**REQUIRED TASK**. In the material below, find every line with "Rolling" and pull it out.

**RECORDS TO PROCESS**.
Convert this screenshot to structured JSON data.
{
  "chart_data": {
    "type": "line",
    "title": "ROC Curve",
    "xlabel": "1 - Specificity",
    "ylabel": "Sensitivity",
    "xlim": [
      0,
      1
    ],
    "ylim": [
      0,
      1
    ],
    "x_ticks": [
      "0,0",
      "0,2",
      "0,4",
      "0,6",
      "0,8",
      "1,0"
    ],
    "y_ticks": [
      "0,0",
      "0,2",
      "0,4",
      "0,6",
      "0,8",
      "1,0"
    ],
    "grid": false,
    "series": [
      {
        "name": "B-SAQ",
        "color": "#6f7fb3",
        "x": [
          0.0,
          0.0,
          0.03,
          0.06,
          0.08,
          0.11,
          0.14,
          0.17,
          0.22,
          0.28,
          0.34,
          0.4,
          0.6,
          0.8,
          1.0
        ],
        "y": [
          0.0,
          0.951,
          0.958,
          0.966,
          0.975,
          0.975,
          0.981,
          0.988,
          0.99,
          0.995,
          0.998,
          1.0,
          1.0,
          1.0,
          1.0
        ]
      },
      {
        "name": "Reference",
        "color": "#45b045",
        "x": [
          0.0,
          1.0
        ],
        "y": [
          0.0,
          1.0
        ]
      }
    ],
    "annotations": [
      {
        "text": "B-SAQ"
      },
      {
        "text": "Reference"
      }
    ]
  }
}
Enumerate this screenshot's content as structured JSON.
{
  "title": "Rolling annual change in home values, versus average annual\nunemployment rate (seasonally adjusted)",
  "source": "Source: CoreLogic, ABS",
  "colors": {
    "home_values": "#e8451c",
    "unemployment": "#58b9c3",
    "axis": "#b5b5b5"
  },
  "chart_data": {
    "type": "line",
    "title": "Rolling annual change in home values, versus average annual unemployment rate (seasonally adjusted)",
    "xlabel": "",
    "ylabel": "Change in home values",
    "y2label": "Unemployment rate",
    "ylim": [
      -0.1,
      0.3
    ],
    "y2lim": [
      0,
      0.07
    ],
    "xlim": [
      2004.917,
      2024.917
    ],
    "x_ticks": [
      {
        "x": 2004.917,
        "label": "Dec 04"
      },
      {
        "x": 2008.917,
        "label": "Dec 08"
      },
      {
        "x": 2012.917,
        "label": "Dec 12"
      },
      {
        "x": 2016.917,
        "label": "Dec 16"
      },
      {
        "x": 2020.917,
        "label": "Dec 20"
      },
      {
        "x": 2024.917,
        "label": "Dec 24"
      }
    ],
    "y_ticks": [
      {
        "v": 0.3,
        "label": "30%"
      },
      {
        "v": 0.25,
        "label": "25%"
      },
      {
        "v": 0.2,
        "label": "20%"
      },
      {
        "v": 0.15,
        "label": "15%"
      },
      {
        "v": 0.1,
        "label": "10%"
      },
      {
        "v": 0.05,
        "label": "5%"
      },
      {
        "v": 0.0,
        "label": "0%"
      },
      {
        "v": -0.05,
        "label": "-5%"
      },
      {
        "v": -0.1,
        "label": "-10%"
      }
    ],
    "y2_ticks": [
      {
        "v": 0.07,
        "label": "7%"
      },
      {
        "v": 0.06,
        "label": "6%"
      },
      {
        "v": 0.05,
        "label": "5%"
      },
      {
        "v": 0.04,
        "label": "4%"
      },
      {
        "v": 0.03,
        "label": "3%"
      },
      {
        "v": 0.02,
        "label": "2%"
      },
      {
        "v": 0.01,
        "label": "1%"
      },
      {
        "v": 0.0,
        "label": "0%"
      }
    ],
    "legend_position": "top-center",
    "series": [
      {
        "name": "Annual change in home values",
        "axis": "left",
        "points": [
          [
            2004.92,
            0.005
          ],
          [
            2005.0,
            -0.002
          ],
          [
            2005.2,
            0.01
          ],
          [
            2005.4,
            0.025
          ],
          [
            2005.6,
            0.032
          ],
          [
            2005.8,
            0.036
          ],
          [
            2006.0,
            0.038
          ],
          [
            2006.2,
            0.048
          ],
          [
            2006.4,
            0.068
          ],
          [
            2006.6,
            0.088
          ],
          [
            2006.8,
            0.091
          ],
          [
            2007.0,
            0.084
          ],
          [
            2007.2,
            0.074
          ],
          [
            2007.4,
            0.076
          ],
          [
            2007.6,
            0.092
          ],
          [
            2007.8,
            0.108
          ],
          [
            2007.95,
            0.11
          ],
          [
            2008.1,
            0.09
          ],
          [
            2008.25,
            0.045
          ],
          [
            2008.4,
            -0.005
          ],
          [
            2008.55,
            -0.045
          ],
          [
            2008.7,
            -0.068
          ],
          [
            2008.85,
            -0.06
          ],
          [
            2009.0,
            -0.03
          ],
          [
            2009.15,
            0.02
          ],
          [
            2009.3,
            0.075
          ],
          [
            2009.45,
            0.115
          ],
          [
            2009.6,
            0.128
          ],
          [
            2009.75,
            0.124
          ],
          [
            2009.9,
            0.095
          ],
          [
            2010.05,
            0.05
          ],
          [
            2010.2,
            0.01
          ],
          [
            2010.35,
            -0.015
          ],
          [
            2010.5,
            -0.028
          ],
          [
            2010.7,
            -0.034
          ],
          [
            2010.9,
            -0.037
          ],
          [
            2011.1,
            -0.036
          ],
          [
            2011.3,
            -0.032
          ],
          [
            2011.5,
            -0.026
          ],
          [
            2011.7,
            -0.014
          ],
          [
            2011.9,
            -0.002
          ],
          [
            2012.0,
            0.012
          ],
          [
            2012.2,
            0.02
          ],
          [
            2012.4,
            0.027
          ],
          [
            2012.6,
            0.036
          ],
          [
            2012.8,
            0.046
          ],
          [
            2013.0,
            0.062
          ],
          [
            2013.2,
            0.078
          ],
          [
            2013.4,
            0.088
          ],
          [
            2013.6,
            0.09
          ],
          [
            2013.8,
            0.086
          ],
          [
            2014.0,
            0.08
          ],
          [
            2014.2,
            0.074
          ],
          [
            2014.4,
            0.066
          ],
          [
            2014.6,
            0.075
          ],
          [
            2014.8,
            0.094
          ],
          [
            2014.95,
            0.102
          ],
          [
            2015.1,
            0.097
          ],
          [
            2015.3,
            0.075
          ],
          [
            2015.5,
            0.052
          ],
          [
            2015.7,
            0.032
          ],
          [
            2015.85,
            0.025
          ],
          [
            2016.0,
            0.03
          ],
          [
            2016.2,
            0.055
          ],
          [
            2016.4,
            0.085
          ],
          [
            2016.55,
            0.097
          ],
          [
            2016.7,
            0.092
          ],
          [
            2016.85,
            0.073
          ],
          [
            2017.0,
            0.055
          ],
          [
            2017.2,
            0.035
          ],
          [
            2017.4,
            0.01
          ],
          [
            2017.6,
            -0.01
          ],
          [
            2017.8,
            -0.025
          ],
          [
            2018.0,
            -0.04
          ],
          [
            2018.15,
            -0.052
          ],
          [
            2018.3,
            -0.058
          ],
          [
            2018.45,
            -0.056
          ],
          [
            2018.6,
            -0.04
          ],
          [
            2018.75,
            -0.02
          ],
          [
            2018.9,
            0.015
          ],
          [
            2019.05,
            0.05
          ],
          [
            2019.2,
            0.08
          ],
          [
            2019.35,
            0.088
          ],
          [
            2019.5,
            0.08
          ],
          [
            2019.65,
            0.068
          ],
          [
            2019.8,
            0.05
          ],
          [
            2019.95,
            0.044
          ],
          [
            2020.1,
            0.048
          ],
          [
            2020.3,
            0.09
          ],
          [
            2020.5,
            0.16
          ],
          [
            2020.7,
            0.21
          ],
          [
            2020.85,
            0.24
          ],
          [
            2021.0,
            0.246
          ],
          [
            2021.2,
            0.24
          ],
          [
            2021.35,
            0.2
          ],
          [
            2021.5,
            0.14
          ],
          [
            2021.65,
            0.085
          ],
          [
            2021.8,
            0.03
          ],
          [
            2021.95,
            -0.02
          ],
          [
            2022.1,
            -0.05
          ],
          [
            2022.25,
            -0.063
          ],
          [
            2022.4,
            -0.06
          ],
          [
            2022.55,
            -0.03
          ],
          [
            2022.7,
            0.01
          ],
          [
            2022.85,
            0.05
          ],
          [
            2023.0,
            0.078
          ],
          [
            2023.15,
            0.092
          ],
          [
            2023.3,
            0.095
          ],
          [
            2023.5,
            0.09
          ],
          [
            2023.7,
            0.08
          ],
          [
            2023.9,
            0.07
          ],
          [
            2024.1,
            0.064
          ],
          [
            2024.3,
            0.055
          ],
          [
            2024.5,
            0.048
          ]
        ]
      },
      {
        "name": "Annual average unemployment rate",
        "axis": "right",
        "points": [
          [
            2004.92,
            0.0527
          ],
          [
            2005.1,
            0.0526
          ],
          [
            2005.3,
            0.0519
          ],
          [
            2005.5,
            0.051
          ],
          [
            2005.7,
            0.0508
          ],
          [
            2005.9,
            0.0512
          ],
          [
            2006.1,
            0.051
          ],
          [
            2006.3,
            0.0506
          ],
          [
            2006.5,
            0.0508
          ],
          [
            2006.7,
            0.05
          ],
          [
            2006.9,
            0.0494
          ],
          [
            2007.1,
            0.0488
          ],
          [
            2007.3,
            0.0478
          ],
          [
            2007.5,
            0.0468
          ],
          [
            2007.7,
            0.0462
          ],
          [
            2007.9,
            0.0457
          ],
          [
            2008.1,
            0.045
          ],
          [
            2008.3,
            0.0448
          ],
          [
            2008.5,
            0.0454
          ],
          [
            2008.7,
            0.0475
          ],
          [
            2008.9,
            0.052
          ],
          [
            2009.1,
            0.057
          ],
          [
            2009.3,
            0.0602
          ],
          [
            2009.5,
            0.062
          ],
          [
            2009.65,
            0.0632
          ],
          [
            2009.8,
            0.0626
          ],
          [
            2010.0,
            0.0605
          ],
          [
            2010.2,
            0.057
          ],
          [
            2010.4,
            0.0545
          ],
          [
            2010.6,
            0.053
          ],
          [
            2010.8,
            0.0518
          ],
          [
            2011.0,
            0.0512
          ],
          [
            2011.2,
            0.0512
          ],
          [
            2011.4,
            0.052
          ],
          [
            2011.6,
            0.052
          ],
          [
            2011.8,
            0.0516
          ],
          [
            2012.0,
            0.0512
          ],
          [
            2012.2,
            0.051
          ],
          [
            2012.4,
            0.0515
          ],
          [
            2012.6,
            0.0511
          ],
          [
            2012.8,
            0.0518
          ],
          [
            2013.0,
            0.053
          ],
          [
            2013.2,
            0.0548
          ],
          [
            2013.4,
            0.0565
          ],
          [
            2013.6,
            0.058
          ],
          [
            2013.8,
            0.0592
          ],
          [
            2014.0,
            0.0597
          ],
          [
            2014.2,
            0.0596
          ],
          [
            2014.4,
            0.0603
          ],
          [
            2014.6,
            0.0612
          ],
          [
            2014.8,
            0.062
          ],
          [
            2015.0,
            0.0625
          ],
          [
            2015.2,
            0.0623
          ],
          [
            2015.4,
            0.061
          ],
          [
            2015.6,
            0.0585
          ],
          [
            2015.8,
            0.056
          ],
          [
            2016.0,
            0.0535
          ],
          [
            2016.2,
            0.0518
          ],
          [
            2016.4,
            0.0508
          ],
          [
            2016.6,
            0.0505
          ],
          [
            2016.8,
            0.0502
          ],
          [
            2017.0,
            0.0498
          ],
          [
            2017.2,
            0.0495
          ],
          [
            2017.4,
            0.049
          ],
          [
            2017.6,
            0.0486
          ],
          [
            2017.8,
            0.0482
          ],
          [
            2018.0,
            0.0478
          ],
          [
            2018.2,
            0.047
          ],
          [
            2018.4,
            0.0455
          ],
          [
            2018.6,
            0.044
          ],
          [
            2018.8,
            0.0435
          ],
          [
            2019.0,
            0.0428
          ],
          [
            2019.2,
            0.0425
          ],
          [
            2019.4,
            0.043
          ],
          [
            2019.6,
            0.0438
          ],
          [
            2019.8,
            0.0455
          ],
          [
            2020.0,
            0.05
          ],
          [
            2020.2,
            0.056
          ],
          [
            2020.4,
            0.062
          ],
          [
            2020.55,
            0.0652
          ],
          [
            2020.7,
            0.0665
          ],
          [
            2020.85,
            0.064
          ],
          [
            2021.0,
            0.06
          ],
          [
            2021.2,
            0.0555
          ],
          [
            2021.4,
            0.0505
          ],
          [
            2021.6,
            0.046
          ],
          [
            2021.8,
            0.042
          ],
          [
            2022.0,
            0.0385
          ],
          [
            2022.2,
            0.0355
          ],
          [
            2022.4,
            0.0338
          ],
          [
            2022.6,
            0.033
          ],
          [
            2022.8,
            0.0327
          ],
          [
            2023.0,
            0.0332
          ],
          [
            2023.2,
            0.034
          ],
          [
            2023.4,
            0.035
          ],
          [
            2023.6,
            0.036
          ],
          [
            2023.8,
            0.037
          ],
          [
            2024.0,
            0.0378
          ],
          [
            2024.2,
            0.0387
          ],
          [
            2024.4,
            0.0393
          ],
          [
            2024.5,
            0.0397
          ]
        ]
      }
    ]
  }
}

**FINISHED ANSWER**.
  "title": "Rolling annual change in home values, versus average annual\nunemployment rate (seasonally adjusted)",
    "title": "Rolling annual change in home values, versus average annual unemployment rate (seasonally adjusted)",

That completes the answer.